> **WHAT IS NEEDED**
Find the string "Pellets" in the data, then copy every line where it is found.

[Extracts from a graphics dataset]
_ _ _ _ _

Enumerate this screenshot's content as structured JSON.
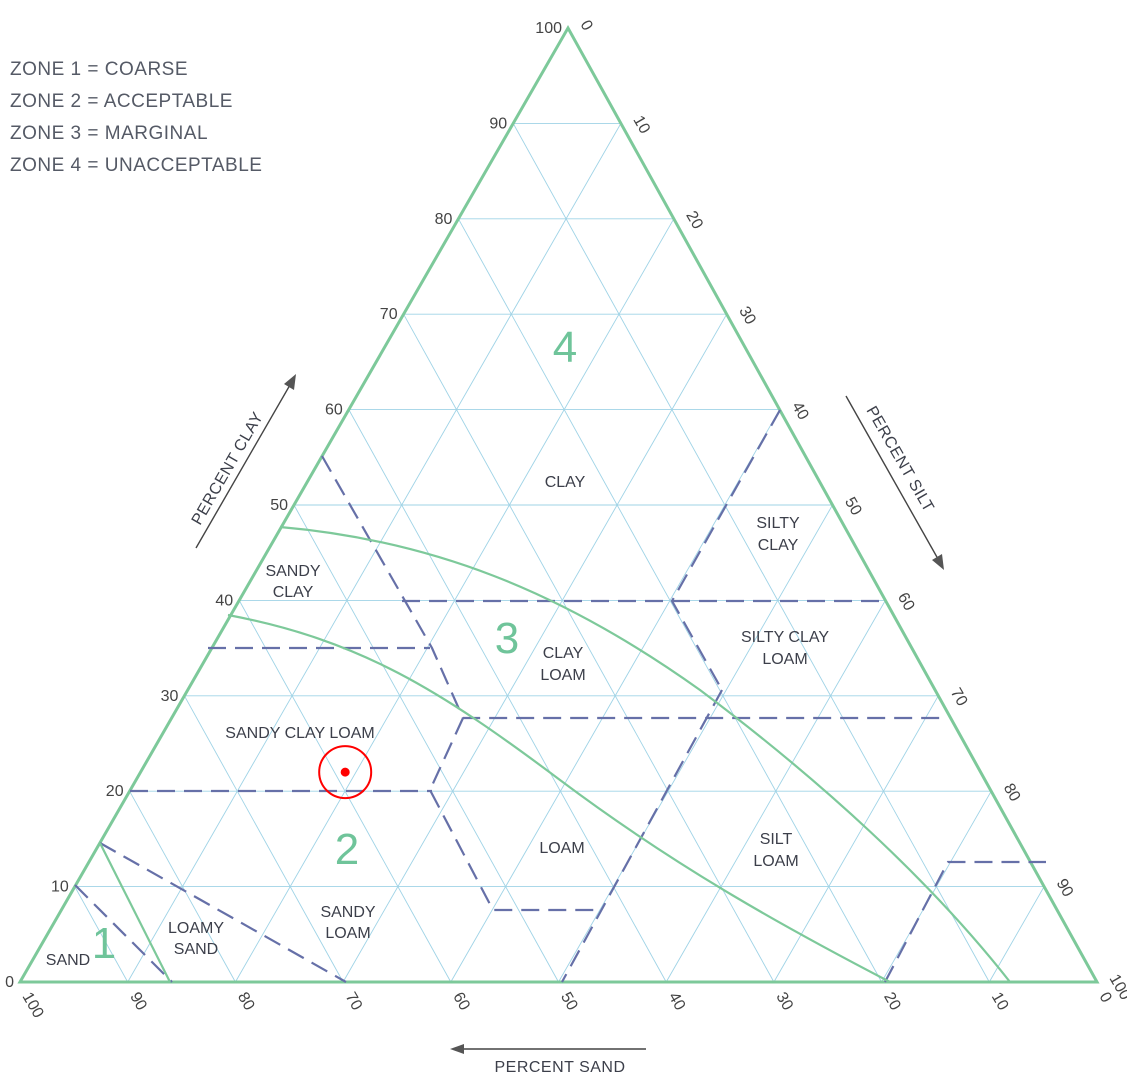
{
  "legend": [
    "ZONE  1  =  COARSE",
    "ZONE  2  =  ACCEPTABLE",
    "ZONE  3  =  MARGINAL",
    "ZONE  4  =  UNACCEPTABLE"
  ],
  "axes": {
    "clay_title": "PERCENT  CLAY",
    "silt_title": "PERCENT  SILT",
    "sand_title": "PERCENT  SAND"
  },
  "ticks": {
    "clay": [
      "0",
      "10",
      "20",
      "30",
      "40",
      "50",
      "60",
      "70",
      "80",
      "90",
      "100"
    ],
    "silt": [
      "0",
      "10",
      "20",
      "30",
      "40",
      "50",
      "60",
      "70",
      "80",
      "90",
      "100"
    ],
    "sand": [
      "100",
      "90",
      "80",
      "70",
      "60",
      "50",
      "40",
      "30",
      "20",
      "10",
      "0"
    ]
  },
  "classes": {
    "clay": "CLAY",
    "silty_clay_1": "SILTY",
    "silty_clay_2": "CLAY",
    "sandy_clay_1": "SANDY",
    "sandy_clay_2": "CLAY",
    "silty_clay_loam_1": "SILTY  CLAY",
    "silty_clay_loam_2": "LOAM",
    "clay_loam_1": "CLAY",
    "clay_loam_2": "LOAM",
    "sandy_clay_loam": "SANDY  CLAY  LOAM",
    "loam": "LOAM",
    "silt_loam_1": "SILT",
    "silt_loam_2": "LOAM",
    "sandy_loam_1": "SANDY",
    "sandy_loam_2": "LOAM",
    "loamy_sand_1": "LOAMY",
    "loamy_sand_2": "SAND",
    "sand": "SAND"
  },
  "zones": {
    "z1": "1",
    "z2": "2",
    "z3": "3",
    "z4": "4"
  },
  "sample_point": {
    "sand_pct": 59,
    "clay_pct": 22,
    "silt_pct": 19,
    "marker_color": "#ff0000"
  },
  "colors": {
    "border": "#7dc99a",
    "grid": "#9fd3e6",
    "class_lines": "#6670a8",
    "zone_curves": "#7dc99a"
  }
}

_ _ _ _ _

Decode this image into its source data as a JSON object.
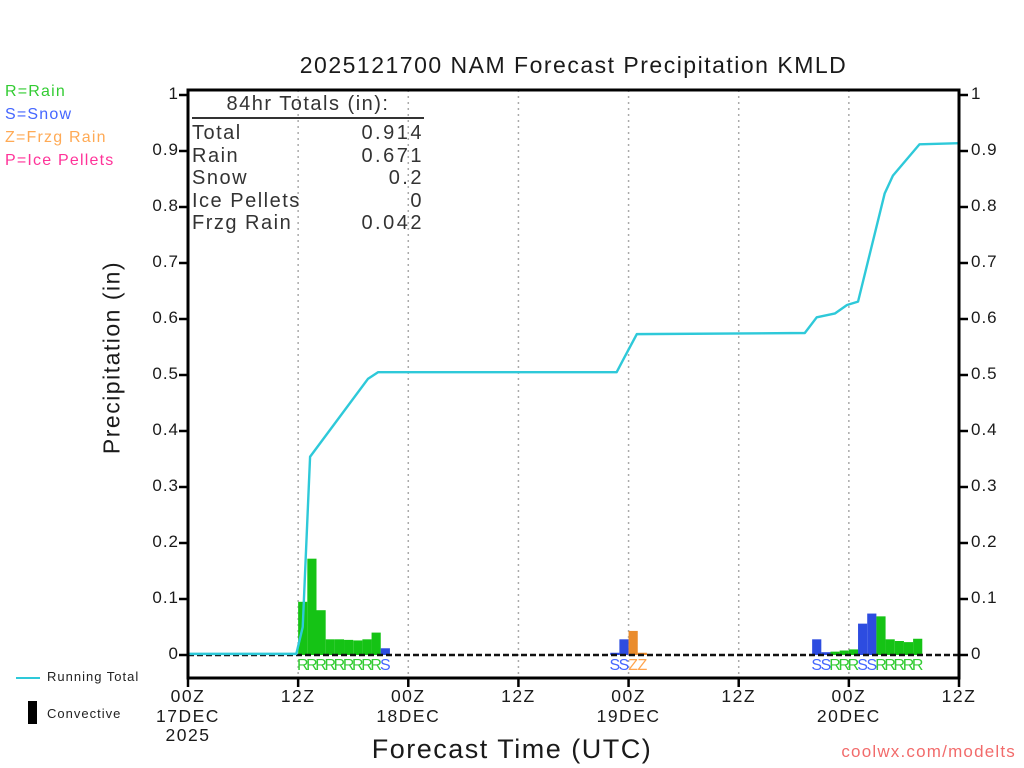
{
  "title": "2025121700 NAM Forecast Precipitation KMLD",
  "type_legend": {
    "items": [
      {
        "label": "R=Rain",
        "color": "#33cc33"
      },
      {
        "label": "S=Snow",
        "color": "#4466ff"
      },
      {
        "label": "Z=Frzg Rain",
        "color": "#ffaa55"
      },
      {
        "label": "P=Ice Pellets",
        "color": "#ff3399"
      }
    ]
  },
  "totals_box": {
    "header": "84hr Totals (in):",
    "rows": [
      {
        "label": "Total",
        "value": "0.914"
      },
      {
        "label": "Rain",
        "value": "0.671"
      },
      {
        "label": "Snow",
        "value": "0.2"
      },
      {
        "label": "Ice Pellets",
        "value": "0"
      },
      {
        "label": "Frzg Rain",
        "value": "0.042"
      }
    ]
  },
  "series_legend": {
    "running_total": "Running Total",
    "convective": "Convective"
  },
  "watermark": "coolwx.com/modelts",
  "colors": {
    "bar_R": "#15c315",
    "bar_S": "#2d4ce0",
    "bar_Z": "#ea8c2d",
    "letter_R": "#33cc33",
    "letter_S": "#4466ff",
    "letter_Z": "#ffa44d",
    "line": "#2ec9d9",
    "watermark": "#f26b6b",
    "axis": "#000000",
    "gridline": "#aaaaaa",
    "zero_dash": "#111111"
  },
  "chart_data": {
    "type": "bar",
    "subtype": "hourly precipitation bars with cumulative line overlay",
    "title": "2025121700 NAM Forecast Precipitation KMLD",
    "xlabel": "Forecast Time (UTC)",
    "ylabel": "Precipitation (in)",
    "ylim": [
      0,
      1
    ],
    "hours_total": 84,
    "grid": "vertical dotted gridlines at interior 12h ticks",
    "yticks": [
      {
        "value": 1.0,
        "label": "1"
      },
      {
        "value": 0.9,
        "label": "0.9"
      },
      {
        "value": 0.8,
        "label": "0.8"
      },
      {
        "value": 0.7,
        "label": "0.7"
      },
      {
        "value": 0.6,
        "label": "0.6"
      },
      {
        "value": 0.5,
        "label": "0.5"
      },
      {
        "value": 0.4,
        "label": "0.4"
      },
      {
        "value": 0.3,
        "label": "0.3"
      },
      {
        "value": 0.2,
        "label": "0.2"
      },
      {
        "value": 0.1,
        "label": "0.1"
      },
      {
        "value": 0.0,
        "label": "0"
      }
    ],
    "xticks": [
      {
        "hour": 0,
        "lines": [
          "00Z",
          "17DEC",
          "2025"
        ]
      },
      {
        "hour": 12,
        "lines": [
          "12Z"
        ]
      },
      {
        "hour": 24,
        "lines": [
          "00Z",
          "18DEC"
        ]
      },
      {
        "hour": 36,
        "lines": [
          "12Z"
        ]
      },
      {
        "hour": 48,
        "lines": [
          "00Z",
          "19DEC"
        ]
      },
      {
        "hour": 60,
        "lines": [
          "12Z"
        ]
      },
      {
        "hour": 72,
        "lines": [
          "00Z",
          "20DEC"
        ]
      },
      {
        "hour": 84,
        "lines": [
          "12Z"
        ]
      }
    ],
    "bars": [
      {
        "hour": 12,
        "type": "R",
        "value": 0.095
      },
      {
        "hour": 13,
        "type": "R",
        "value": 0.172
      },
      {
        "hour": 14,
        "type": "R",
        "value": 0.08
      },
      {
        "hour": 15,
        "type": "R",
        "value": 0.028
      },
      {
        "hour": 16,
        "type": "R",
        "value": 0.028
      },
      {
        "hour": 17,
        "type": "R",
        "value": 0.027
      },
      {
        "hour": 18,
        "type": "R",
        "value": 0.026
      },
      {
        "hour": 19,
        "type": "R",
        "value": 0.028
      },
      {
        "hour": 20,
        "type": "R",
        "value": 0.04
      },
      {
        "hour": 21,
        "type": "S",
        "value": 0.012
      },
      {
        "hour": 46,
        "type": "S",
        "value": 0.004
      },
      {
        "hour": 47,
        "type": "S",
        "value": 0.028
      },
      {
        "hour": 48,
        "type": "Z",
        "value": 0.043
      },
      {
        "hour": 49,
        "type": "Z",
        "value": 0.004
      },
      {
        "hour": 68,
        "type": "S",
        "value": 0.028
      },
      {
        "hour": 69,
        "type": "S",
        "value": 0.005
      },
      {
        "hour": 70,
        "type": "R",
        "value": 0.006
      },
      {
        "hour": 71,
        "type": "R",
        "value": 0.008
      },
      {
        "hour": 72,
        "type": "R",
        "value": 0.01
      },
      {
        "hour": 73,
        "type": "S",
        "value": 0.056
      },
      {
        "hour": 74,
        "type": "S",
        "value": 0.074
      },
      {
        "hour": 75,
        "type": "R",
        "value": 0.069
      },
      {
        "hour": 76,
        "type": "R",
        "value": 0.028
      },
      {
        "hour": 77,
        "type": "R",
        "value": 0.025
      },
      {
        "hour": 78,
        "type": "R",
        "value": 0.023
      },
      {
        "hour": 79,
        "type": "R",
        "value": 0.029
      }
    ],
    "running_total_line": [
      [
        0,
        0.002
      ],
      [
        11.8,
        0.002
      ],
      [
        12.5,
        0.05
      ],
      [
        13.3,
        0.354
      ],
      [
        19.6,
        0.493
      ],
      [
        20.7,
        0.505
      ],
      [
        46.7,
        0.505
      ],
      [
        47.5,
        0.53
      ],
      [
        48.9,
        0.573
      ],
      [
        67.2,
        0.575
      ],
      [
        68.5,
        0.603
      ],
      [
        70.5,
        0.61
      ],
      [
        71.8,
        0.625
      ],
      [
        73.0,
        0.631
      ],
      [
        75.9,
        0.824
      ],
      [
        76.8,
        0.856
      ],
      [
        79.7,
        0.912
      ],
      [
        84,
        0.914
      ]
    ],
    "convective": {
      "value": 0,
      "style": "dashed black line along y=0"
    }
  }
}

_ _ _ _ _

> **TASK RESPONSE**
        "label": "P=Ice Pellets",
        "label": "Ice Pellets",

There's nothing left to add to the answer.